● **Page extract**
"""

Monday, May 3, 2010

Rhyolite Rock

Rhyolite is a volcanic, extrusive, silica-rich rock, which is formed at or near the surface environment. It may have any texture from glassy to aphanitic to porphyritic. The mineral assemblage is usually quartz, alkali feldspar and plagioclase (in a ratio > 1:2). Biotite and hornblende are common accessory minerals. Most rhyolites are porphyritic, indicating that crystallization began prior to extrusion.

Rhyolite is cryptocrystalline, which means that the size of the crystals is too small to be seen even under polarized microscope. It has a SiO2 content of 65 % or higher. The counterpart of rhyolite formed deeply underneath the surface is called granite. The rhyolite in Baraboo area has two different colors: red and black. Whitish veins (vertical direction) can be seen in the red rhyolite.

Rhyolite can be considered as the extrusive equivalent to the plutonic granite rock, and consequently, outcrops of rhyolite may bear a resemblance to granite. Due to their high content of silica and low iron and magnesium contents, rhyolite melts are highly polymerized and form highly viscous lavas. They can also occur as breccias or in volcanic plugs and dikes. Rhyolites that cool too quickly to grow crystals form a natural glass or vitrophyre, also called obsidian. Slower cooling forms microscopic crystals in the lava and results in textures such as flow foliations, spherulitic, nodular, and lithophysal structures. Some rhyolite is highly vesicular pumice. Many eruptions of rhyolite are highly explosive and the deposits may consist of fallout tephra or of ignimbrites.

During the second millennium BC, rhyolite was quarried extensively in what is now eastern Pennsylvania in the United States. Among the leading quarries was the Carbaugh Run Rhyolite Quarry Site in Adams County, where as many as fifty small quarry pits are known.

"""

● **Information supplied**
"""

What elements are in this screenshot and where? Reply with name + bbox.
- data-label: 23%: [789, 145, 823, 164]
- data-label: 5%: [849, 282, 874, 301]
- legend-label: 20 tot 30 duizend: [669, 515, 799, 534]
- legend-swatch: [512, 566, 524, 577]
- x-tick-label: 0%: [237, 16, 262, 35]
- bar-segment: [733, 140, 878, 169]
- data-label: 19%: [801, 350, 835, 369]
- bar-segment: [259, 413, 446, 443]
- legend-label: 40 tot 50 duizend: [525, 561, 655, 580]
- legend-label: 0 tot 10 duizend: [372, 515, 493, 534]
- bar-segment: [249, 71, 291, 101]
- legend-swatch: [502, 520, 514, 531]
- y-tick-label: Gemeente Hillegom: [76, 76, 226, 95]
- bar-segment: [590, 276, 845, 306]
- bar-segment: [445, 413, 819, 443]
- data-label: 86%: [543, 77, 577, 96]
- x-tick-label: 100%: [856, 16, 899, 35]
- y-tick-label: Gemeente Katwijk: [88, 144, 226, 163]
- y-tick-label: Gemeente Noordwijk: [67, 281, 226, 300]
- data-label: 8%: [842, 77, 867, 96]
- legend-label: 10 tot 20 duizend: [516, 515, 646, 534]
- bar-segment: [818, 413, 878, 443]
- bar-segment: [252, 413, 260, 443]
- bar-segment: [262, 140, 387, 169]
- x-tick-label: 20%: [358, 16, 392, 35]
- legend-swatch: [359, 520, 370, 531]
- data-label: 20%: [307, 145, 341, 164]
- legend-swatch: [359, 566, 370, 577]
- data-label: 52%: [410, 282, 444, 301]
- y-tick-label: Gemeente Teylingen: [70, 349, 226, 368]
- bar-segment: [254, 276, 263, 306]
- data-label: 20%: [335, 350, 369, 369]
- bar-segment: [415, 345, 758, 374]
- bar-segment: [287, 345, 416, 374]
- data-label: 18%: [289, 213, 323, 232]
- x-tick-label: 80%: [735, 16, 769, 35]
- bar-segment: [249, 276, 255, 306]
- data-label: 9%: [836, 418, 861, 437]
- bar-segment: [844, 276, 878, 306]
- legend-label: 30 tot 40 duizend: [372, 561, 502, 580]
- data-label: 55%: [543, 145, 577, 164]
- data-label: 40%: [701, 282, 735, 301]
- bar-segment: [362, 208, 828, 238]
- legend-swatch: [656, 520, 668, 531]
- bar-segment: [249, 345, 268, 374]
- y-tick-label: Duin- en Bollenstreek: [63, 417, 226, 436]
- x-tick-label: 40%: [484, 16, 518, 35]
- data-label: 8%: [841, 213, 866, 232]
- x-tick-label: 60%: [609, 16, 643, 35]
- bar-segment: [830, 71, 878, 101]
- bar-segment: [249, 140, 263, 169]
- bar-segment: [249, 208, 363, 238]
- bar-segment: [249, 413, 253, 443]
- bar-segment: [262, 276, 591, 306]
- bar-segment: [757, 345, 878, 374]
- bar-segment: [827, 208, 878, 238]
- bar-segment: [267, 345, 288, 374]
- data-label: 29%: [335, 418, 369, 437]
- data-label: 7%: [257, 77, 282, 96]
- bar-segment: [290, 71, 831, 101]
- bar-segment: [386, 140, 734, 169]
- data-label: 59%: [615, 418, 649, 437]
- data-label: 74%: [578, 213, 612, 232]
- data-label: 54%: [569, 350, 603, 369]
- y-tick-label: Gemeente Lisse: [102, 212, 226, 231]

"""

● **What the task requires**
Copy the part of the rhyolite text word for word, starting at the words "Rhyolite is a" and stopping after "prior to extrusion.". These rows come from a different source than the rhyolite text.

● **Task output**
Rhyolite is a volcanic, extrusive, silica-rich rock, which is formed at or near the surface environment. It may have any texture from glassy to aphanitic to porphyritic. The mineral assemblage is usually quartz, alkali feldspar and plagioclase (in a ratio > 1:2). Biotite and hornblende are common accessory minerals. Most rhyolites are porphyritic, indicating that crystallization began prior to extrusion.